> _INSTRUCTIONS FOR THE TASK_: Copy every line that mentions the word "беше".

BEGIN INPUT MATERIAL

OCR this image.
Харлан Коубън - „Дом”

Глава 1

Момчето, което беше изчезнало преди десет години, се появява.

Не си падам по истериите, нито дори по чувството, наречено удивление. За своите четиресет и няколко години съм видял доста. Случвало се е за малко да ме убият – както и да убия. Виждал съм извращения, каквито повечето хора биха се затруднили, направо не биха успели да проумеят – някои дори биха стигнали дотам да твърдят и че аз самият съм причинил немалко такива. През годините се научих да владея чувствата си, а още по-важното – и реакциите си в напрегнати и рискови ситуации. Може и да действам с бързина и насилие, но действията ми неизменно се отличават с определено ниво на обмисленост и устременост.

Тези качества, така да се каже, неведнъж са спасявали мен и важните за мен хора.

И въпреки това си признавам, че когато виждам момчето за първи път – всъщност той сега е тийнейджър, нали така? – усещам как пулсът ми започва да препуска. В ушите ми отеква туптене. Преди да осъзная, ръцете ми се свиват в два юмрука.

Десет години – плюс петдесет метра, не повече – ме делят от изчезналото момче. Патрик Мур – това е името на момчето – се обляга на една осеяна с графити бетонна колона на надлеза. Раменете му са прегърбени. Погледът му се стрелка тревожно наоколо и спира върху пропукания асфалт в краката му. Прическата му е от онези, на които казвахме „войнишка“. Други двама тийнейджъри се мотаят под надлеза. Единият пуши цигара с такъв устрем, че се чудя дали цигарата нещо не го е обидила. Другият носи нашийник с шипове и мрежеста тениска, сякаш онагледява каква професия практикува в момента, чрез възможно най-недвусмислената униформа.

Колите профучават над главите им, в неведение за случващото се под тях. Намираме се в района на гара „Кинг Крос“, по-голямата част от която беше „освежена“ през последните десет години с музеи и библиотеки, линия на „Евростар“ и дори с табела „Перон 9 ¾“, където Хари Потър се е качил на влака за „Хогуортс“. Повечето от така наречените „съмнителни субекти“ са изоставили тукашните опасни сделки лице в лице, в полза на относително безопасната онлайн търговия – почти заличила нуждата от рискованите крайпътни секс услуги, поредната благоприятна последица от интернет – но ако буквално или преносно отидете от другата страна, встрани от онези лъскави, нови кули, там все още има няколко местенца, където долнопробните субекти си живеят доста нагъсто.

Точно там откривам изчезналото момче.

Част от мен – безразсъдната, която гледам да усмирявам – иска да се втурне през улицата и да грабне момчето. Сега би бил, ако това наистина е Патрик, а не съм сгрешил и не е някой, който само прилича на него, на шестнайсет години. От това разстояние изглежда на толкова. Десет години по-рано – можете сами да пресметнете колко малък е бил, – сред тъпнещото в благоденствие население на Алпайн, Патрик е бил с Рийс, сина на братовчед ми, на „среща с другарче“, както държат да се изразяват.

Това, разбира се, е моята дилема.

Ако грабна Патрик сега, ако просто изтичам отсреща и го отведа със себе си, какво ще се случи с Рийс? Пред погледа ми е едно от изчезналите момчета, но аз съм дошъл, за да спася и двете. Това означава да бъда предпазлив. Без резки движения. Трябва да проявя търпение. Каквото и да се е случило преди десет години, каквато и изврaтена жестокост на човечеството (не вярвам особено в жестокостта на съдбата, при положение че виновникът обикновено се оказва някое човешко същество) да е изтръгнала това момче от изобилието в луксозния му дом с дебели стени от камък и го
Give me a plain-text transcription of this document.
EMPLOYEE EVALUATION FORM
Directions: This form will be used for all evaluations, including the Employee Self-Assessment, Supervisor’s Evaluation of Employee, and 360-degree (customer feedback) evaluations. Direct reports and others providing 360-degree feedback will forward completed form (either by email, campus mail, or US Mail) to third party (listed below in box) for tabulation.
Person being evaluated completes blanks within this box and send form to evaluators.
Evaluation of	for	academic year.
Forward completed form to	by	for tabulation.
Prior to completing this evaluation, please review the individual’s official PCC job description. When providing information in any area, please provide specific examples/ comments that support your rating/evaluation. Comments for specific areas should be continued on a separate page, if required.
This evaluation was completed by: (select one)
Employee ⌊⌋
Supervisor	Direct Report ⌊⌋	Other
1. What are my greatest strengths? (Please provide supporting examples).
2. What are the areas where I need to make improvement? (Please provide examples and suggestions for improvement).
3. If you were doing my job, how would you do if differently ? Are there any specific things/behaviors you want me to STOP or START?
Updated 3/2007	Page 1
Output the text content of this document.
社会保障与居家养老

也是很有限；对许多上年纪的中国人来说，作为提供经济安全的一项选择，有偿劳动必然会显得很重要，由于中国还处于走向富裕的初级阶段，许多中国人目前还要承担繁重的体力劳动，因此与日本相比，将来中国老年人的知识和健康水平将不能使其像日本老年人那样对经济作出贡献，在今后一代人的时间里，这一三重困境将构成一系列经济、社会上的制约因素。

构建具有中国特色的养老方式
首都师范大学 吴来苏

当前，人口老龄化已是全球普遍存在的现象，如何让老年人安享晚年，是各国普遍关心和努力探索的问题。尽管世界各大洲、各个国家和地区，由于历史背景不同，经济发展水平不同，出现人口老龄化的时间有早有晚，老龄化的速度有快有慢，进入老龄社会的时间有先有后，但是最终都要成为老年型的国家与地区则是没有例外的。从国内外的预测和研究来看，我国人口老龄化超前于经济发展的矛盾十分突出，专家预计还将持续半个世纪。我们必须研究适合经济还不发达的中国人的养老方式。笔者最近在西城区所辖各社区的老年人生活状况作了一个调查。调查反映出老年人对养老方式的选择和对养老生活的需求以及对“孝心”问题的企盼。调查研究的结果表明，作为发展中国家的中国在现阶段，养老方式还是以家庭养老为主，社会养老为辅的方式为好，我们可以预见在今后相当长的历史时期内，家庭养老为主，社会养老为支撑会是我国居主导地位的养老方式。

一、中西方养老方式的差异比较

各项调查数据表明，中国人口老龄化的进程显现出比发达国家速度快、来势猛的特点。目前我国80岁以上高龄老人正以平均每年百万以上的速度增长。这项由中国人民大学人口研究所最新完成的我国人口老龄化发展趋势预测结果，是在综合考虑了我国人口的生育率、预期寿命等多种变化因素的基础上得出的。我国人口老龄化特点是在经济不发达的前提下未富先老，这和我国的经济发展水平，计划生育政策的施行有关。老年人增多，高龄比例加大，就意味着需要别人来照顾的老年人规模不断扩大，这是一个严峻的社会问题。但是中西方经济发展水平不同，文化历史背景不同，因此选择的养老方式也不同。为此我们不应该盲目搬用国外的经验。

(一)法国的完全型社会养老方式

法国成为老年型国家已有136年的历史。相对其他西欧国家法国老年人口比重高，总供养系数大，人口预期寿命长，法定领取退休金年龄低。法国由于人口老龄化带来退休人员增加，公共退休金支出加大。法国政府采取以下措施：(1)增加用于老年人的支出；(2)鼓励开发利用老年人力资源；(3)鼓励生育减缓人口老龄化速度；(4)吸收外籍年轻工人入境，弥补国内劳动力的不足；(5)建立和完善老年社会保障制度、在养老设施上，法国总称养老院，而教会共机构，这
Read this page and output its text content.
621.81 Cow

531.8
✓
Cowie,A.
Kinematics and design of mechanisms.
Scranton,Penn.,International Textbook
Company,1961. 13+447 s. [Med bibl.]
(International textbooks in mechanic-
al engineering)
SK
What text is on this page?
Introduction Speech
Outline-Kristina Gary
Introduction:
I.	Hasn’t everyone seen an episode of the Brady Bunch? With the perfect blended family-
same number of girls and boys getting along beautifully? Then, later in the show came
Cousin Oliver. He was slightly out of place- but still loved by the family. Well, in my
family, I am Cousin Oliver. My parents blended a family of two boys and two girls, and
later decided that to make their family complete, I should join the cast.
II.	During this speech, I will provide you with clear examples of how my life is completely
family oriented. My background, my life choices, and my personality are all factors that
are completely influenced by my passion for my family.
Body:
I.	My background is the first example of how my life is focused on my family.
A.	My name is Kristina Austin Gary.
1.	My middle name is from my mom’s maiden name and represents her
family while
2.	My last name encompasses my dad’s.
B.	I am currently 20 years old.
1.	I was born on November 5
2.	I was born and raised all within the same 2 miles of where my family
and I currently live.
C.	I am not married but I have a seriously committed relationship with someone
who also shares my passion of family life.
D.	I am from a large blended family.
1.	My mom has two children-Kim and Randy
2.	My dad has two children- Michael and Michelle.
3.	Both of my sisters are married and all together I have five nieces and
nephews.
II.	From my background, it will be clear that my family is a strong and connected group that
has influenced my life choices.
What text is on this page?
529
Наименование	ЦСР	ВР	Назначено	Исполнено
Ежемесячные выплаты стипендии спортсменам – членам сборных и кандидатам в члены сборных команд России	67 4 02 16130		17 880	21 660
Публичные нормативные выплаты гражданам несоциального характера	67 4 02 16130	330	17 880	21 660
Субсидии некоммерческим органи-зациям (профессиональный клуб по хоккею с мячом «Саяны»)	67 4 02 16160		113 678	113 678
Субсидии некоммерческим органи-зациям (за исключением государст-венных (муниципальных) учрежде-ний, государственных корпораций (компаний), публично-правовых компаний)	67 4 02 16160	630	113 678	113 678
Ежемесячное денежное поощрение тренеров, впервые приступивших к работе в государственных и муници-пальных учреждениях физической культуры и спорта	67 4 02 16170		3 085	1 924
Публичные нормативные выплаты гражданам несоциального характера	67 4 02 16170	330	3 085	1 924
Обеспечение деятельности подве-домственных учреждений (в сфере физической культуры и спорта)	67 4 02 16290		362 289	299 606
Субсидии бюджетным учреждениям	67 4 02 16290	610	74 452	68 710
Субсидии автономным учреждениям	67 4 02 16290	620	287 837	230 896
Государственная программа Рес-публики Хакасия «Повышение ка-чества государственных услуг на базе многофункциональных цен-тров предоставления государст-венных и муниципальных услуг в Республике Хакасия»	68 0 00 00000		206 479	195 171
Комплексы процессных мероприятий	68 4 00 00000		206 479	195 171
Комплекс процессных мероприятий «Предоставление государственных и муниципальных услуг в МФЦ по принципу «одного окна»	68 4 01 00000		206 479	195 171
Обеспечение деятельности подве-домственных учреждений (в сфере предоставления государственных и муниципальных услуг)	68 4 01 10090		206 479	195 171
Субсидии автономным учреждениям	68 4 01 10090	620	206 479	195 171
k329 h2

END INPUT MATERIAL

> _FULL SOLUTION_:
Момчето, което беше изчезнало преди десет години, се появява.
Колите профучават над главите им, в неведение за случващото се под тях. Намираме се в района на гара „Кинг Крос“, по-голямата част от която беше „освежена“ през последните десет години с музеи и библиотеки, линия на „Евростар“ и дори с табела „Перон 9 ¾“, където Хари Потър се е качил на влака за „Хогуортс“. Повечето от така наречените „съмнителни субекти“ са изоставили тукашните опасни сделки лице в лице, в полза на относително безопасната онлайн търговия – почти заличила нуждата от рискованите крайпътни секс услуги, поредната благоприятна последица от интернет – но ако буквално или преносно отидете от другата страна, встрани от онези лъскави, нови кули, там все още има няколко местенца, където долнопробните субекти си живеят доста нагъсто.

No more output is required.